** BEGIN Data provided **

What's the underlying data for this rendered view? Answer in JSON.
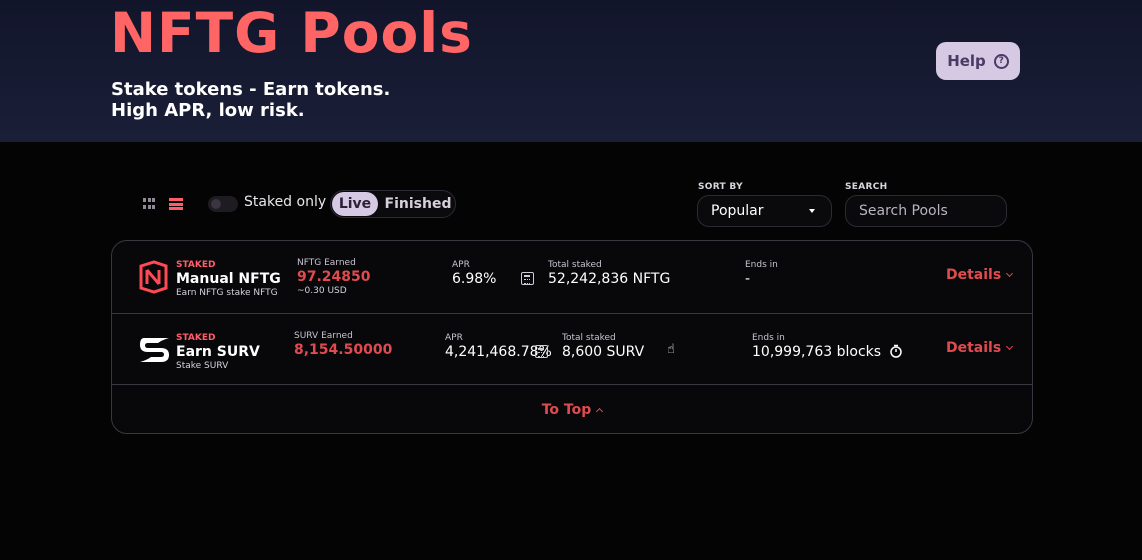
{
  "header": {
    "title": "NFTG Pools",
    "subtitle_line1": "Stake tokens - Earn tokens.",
    "subtitle_line2": "High APR, low risk.",
    "help_label": "Help",
    "help_icon": "question-circle-icon"
  },
  "toolbar": {
    "view_icons": [
      "grid-view-icon",
      "list-view-icon"
    ],
    "staked_only_label": "Staked only",
    "tabs": [
      {
        "label": "Live",
        "active": true
      },
      {
        "label": "Finished",
        "active": false
      }
    ],
    "sort_label": "SORT BY",
    "sort_value": "Popular",
    "search_label": "SEARCH",
    "search_placeholder": "Search Pools"
  },
  "pools": [
    {
      "tag": "STAKED",
      "name": "Manual NFTG",
      "desc": "Earn NFTG stake NFTG",
      "earned_label": "NFTG Earned",
      "earned_value": "97.24850",
      "earned_usd": "~0.30 USD",
      "apr_label": "APR",
      "apr_value": "6.98%",
      "total_label": "Total staked",
      "total_value": "52,242,836 NFTG",
      "ends_label": "Ends in",
      "ends_value": "-",
      "details_label": "Details"
    },
    {
      "tag": "STAKED",
      "name": "Earn SURV",
      "desc": "Stake SURV",
      "earned_label": "SURV Earned",
      "earned_value": "8,154.50000",
      "apr_label": "APR",
      "apr_value": "4,241,468.78%",
      "total_label": "Total staked",
      "total_value": "8,600 SURV",
      "ends_label": "Ends in",
      "ends_value": "10,999,763 blocks",
      "details_label": "Details"
    }
  ],
  "footer": {
    "to_top_label": "To Top"
  },
  "colors": {
    "accent": "#e04b4f",
    "title": "#ff6565",
    "help_bg": "#d6c9e3",
    "hero_bg": "#1a1f38",
    "page_bg": "#050405"
  }
}
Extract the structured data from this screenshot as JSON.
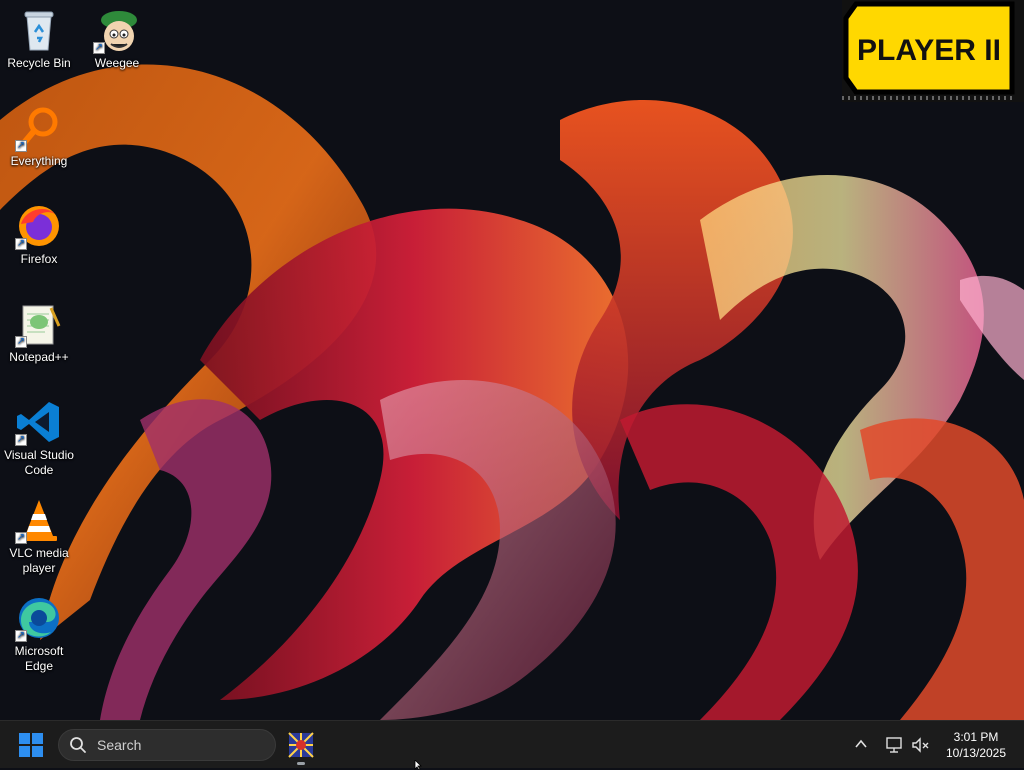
{
  "desktop": {
    "icons": [
      {
        "label": "Recycle Bin",
        "icon": "recycle-bin-icon"
      },
      {
        "label": "Weegee",
        "icon": "weegee-icon"
      },
      {
        "label": "Everything",
        "icon": "everything-search-icon"
      },
      {
        "label": "Firefox",
        "icon": "firefox-icon"
      },
      {
        "label": "Notepad++",
        "icon": "notepadpp-icon"
      },
      {
        "label": "Visual Studio Code",
        "icon": "vscode-icon"
      },
      {
        "label": "VLC media player",
        "icon": "vlc-icon"
      },
      {
        "label": "Microsoft Edge",
        "icon": "edge-icon"
      }
    ],
    "badge_text": "PLAYER II"
  },
  "taskbar": {
    "search_placeholder": "Search",
    "time": "3:01 PM",
    "date": "10/13/2025"
  },
  "colors": {
    "taskbar_bg": "#1c1c1c",
    "wallpaper_bg": "#0d0f16",
    "accent_blue": "#0078d4"
  }
}
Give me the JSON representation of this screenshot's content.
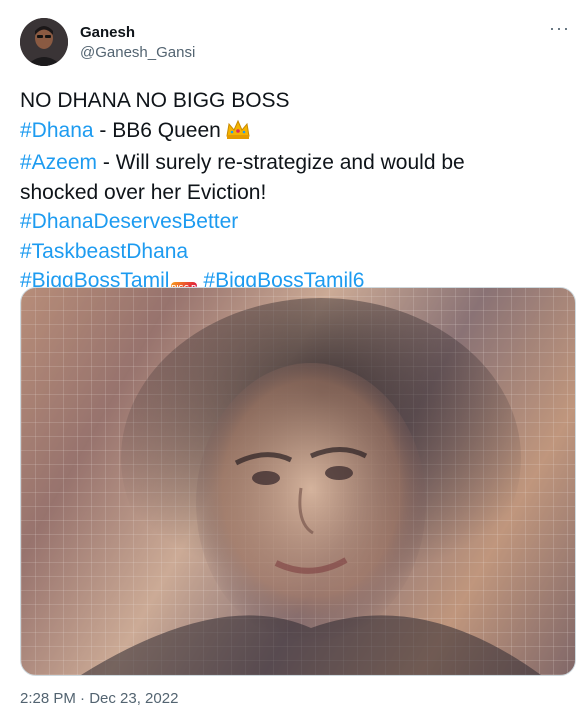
{
  "author": {
    "name": "Ganesh",
    "handle": "@Ganesh_Gansi"
  },
  "menu_icon": "more-horizontal-icon",
  "tweet": {
    "line1": "NO DHANA NO BIGG BOSS",
    "line2_tag": "#Dhana",
    "line2_text": " - BB6 Queen",
    "line3_tag": "#Azeem",
    "line3_text": " - Will surely re-strategize and would be",
    "line4_text": "shocked over her Eviction!",
    "line5_tag": "#DhanaDeservesBetter",
    "line6_tag": "#TaskbeastDhana",
    "line7_tag1": "#BiggBossTamil",
    "line7_tag2": "#BiggBossTamil6",
    "badge_text": "BIGG BOSS"
  },
  "timestamp": "2:28 PM · Dec 23, 2022",
  "colors": {
    "text": "#0f1419",
    "secondary": "#536471",
    "link": "#1d9bf0"
  }
}
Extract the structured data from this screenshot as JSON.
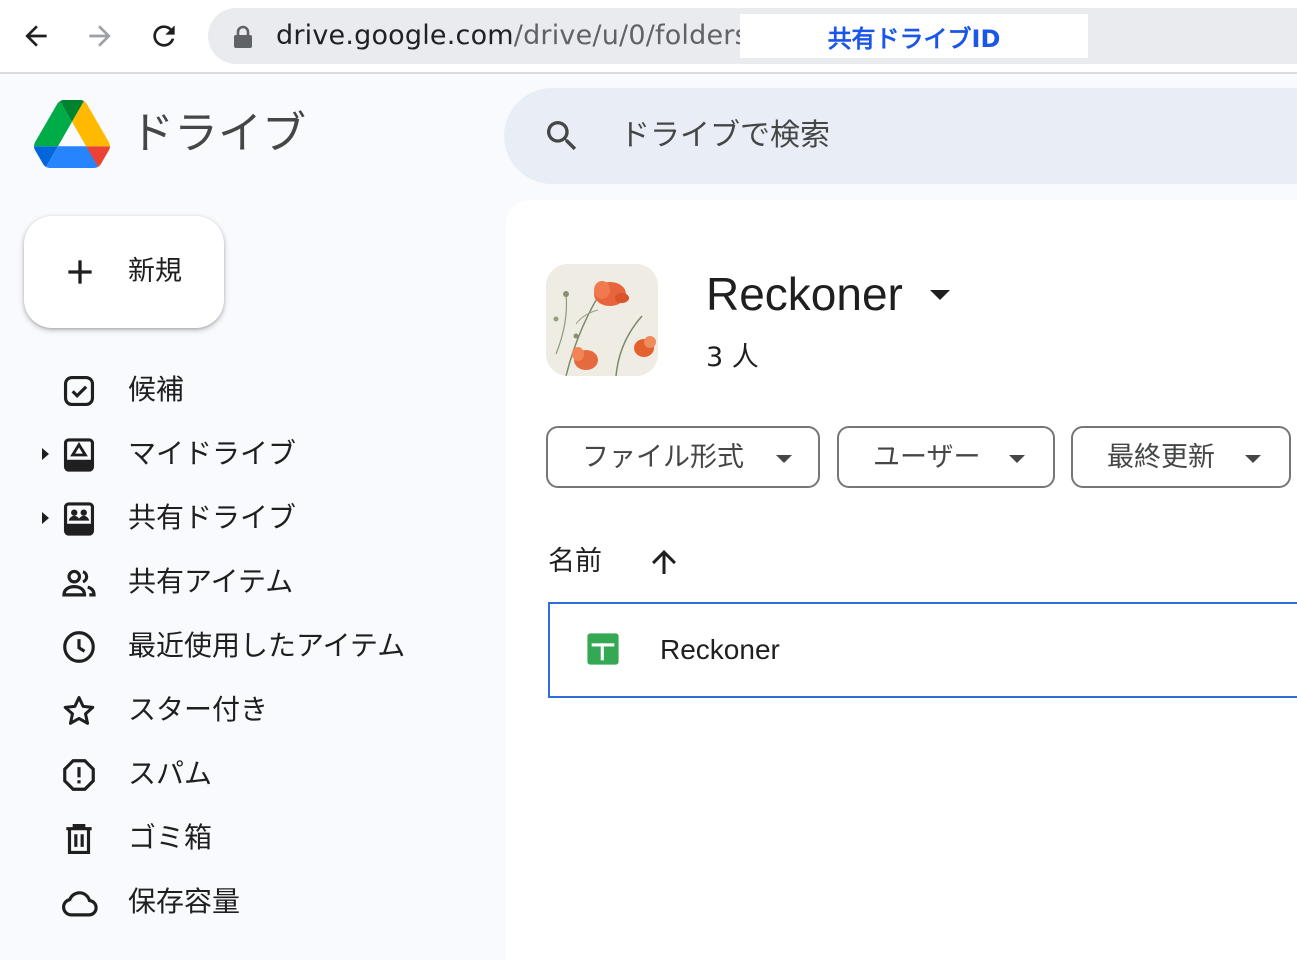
{
  "browser": {
    "url_host": "drive.google.com",
    "url_path": "/drive/u/0/folders/",
    "highlight_label": "共有ドライブID"
  },
  "app": {
    "title": "ドライブ"
  },
  "search": {
    "placeholder": "ドライブで検索"
  },
  "new_button": {
    "label": "新規"
  },
  "sidebar": {
    "items": [
      {
        "label": "候補",
        "icon": "check-box-icon",
        "expandable": false
      },
      {
        "label": "マイドライブ",
        "icon": "my-drive-icon",
        "expandable": true
      },
      {
        "label": "共有ドライブ",
        "icon": "shared-drives-icon",
        "expandable": true
      },
      {
        "label": "共有アイテム",
        "icon": "people-icon",
        "expandable": false
      },
      {
        "label": "最近使用したアイテム",
        "icon": "clock-icon",
        "expandable": false
      },
      {
        "label": "スター付き",
        "icon": "star-icon",
        "expandable": false
      },
      {
        "label": "スパム",
        "icon": "spam-icon",
        "expandable": false
      },
      {
        "label": "ゴミ箱",
        "icon": "trash-icon",
        "expandable": false
      },
      {
        "label": "保存容量",
        "icon": "cloud-icon",
        "expandable": false
      }
    ]
  },
  "shared_drive": {
    "name": "Reckoner",
    "members": "3 人"
  },
  "filters": [
    {
      "label": "ファイル形式"
    },
    {
      "label": "ユーザー"
    },
    {
      "label": "最終更新"
    }
  ],
  "file_list": {
    "column_name": "名前",
    "sort": "ascending",
    "rows": [
      {
        "name": "Reckoner",
        "type": "spreadsheet",
        "selected": true
      }
    ]
  },
  "colors": {
    "accent": "#2f6ed8",
    "highlight_text": "#1a56e8",
    "sheets_green": "#34a853"
  }
}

** END Data provided **

**What you need to do:**
Output the entries above exactly. Drop the pictures.

**Written response:**
What's the underlying data for this rendered view? Answer in JSON.
{
  "header": {
    "title": "NFTG Pools",
    "subtitle_line1": "Stake tokens - Earn tokens.",
    "subtitle_line2": "High APR, low risk.",
    "help_label": "Help",
    "help_icon": "question-circle-icon"
  },
  "toolbar": {
    "view_icons": [
      "grid-view-icon",
      "list-view-icon"
    ],
    "staked_only_label": "Staked only",
    "tabs": [
      {
        "label": "Live",
        "active": true
      },
      {
        "label": "Finished",
        "active": false
      }
    ],
    "sort_label": "SORT BY",
    "sort_value": "Popular",
    "search_label": "SEARCH",
    "search_placeholder": "Search Pools"
  },
  "pools": [
    {
      "tag": "STAKED",
      "name": "Manual NFTG",
      "desc": "Earn NFTG stake NFTG",
      "earned_label": "NFTG Earned",
      "earned_value": "97.24850",
      "earned_usd": "~0.30 USD",
      "apr_label": "APR",
      "apr_value": "6.98%",
      "total_label": "Total staked",
      "total_value": "52,242,836 NFTG",
      "ends_label": "Ends in",
      "ends_value": "-",
      "details_label": "Details"
    },
    {
      "tag": "STAKED",
      "name": "Earn SURV",
      "desc": "Stake SURV",
      "earned_label": "SURV Earned",
      "earned_value": "8,154.50000",
      "apr_label": "APR",
      "apr_value": "4,241,468.78%",
      "total_label": "Total staked",
      "total_value": "8,600 SURV",
      "ends_label": "Ends in",
      "ends_value": "10,999,763 blocks",
      "details_label": "Details"
    }
  ],
  "footer": {
    "to_top_label": "To Top"
  },
  "colors": {
    "accent": "#e04b4f",
    "title": "#ff6565",
    "help_bg": "#d6c9e3",
    "hero_bg": "#1a1f38",
    "page_bg": "#050405"
  }
}
Extract the structured data from this screenshot as JSON.
{
  "desktop": {
    "icons": [
      {
        "label": "Recycle Bin",
        "icon": "recycle-bin-icon"
      },
      {
        "label": "Weegee",
        "icon": "weegee-icon"
      },
      {
        "label": "Everything",
        "icon": "everything-search-icon"
      },
      {
        "label": "Firefox",
        "icon": "firefox-icon"
      },
      {
        "label": "Notepad++",
        "icon": "notepadpp-icon"
      },
      {
        "label": "Visual Studio Code",
        "icon": "vscode-icon"
      },
      {
        "label": "VLC media player",
        "icon": "vlc-icon"
      },
      {
        "label": "Microsoft Edge",
        "icon": "edge-icon"
      }
    ],
    "badge_text": "PLAYER II"
  },
  "taskbar": {
    "search_placeholder": "Search",
    "time": "3:01 PM",
    "date": "10/13/2025"
  },
  "colors": {
    "taskbar_bg": "#1c1c1c",
    "wallpaper_bg": "#0d0f16",
    "accent_blue": "#0078d4"
  }
}
Give me the JSON representation of this screenshot's content.
{
  "author": {
    "name": "Ganesh",
    "handle": "@Ganesh_Gansi"
  },
  "menu_icon": "more-horizontal-icon",
  "tweet": {
    "line1": "NO DHANA NO BIGG BOSS",
    "line2_tag": "#Dhana",
    "line2_text": " - BB6 Queen",
    "line3_tag": "#Azeem",
    "line3_text": " - Will surely re-strategize and would be",
    "line4_text": "shocked over her Eviction!",
    "line5_tag": "#DhanaDeservesBetter",
    "line6_tag": "#TaskbeastDhana",
    "line7_tag1": "#BiggBossTamil",
    "line7_tag2": "#BiggBossTamil6",
    "badge_text": "BIGG BOSS"
  },
  "timestamp": "2:28 PM · Dec 23, 2022",
  "colors": {
    "text": "#0f1419",
    "secondary": "#536471",
    "link": "#1d9bf0"
  }
}
Extract the structured data from this screenshot as JSON.
{
  "browser": {
    "url_host": "drive.google.com",
    "url_path": "/drive/u/0/folders/",
    "highlight_label": "共有ドライブID"
  },
  "app": {
    "title": "ドライブ"
  },
  "search": {
    "placeholder": "ドライブで検索"
  },
  "new_button": {
    "label": "新規"
  },
  "sidebar": {
    "items": [
      {
        "label": "候補",
        "icon": "check-box-icon",
        "expandable": false
      },
      {
        "label": "マイドライブ",
        "icon": "my-drive-icon",
        "expandable": true
      },
      {
        "label": "共有ドライブ",
        "icon": "shared-drives-icon",
        "expandable": true
      },
      {
        "label": "共有アイテム",
        "icon": "people-icon",
        "expandable": false
      },
      {
        "label": "最近使用したアイテム",
        "icon": "clock-icon",
        "expandable": false
      },
      {
        "label": "スター付き",
        "icon": "star-icon",
        "expandable": false
      },
      {
        "label": "スパム",
        "icon": "spam-icon",
        "expandable": false
      },
      {
        "label": "ゴミ箱",
        "icon": "trash-icon",
        "expandable": false
      },
      {
        "label": "保存容量",
        "icon": "cloud-icon",
        "expandable": false
      }
    ]
  },
  "shared_drive": {
    "name": "Reckoner",
    "members": "3 人"
  },
  "filters": [
    {
      "label": "ファイル形式"
    },
    {
      "label": "ユーザー"
    },
    {
      "label": "最終更新"
    }
  ],
  "file_list": {
    "column_name": "名前",
    "sort": "ascending",
    "rows": [
      {
        "name": "Reckoner",
        "type": "spreadsheet",
        "selected": true
      }
    ]
  },
  "colors": {
    "accent": "#2f6ed8",
    "highlight_text": "#1a56e8",
    "sheets_green": "#34a853"
  }
}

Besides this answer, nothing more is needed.